## WHAT IS ASKED
The data below must be copied in full and without any change.

(Records from a data collection)
◇ ◇ ◇ ◇ ◇ ◇ ◇
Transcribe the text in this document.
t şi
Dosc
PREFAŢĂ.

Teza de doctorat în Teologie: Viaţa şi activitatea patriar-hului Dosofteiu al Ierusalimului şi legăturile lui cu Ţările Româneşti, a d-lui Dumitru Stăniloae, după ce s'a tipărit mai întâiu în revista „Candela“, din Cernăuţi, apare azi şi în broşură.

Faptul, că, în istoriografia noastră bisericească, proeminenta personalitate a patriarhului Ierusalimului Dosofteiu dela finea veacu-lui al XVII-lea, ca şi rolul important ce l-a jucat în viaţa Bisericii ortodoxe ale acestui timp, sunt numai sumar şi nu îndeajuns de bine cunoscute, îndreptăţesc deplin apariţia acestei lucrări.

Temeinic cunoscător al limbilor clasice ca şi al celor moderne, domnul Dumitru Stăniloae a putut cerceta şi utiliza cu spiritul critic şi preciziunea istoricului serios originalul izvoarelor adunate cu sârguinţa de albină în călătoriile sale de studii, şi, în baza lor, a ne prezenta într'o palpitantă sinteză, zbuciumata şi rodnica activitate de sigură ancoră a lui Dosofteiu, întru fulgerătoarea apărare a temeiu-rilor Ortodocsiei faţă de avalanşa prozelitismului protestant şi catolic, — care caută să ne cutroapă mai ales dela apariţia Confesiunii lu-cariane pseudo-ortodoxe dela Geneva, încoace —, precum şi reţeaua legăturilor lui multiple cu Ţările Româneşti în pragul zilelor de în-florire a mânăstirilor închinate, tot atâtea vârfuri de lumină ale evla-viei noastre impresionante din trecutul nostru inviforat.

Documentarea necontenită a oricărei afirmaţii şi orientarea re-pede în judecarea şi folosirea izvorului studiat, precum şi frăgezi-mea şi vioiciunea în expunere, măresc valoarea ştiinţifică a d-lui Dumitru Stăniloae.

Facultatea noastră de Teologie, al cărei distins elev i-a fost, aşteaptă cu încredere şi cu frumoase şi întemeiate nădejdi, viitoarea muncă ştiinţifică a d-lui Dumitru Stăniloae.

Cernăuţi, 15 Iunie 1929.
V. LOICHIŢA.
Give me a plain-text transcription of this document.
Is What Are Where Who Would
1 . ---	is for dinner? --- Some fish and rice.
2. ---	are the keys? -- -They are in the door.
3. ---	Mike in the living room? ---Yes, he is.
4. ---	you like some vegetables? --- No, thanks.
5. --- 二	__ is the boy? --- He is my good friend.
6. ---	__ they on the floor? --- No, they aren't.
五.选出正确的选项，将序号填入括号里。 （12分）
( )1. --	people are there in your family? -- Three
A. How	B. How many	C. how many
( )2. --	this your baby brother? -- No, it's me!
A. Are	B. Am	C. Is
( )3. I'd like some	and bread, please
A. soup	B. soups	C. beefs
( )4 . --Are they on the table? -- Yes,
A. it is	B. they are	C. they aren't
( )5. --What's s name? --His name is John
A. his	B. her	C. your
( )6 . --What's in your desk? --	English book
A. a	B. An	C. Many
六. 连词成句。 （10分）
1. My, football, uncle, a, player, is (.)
◇ ◇ ◇ ◇ ◇ ◇ ◇
## EXERCISE ANSWER
Transcribe the text in this document.
t şi
Dosc
PREFAŢĂ.

Teza de doctorat în Teologie: Viaţa şi activitatea patriar-hului Dosofteiu al Ierusalimului şi legăturile lui cu Ţările Româneşti, a d-lui Dumitru Stăniloae, după ce s'a tipărit mai întâiu în revista „Candela“, din Cernăuţi, apare azi şi în broşură.

Faptul, că, în istoriografia noastră bisericească, proeminenta personalitate a patriarhului Ierusalimului Dosofteiu dela finea veacu-lui al XVII-lea, ca şi rolul important ce l-a jucat în viaţa Bisericii ortodoxe ale acestui timp, sunt numai sumar şi nu îndeajuns de bine cunoscute, îndreptăţesc deplin apariţia acestei lucrări.

Temeinic cunoscător al limbilor clasice ca şi al celor moderne, domnul Dumitru Stăniloae a putut cerceta şi utiliza cu spiritul critic şi preciziunea istoricului serios originalul izvoarelor adunate cu sârguinţa de albină în călătoriile sale de studii, şi, în baza lor, a ne prezenta într'o palpitantă sinteză, zbuciumata şi rodnica activitate de sigură ancoră a lui Dosofteiu, întru fulgerătoarea apărare a temeiu-rilor Ortodocsiei faţă de avalanşa prozelitismului protestant şi catolic, — care caută să ne cutroapă mai ales dela apariţia Confesiunii lu-cariane pseudo-ortodoxe dela Geneva, încoace —, precum şi reţeaua legăturilor lui multiple cu Ţările Româneşti în pragul zilelor de în-florire a mânăstirilor închinate, tot atâtea vârfuri de lumină ale evla-viei noastre impresionante din trecutul nostru inviforat.

Documentarea necontenită a oricărei afirmaţii şi orientarea re-pede în judecarea şi folosirea izvorului studiat, precum şi frăgezi-mea şi vioiciunea în expunere, măresc valoarea ştiinţifică a d-lui Dumitru Stăniloae.

Facultatea noastră de Teologie, al cărei distins elev i-a fost, aşteaptă cu încredere şi cu frumoase şi întemeiate nădejdi, viitoarea muncă ştiinţifică a d-lui Dumitru Stăniloae.

Cernăuţi, 15 Iunie 1929.
V. LOICHIŢA.
Give me a plain-text transcription of this document.
Is What Are Where Who Would
1 . ---	is for dinner? --- Some fish and rice.
2. ---	are the keys? -- -They are in the door.
3. ---	Mike in the living room? ---Yes, he is.
4. ---	you like some vegetables? --- No, thanks.
5. --- 二	__ is the boy? --- He is my good friend.
6. ---	__ they on the floor? --- No, they aren't.
五.选出正确的选项，将序号填入括号里。 （12分）
( )1. --	people are there in your family? -- Three
A. How	B. How many	C. how many
( )2. --	this your baby brother? -- No, it's me!
A. Are	B. Am	C. Is
( )3. I'd like some	and bread, please
A. soup	B. soups	C. beefs
( )4 . --Are they on the table? -- Yes,
A. it is	B. they are	C. they aren't
( )5. --What's s name? --His name is John
A. his	B. her	C. your
( )6 . --What's in your desk? --	English book
A. a	B. An	C. Many
六. 连词成句。 （10分）
1. My, football, uncle, a, player, is (.)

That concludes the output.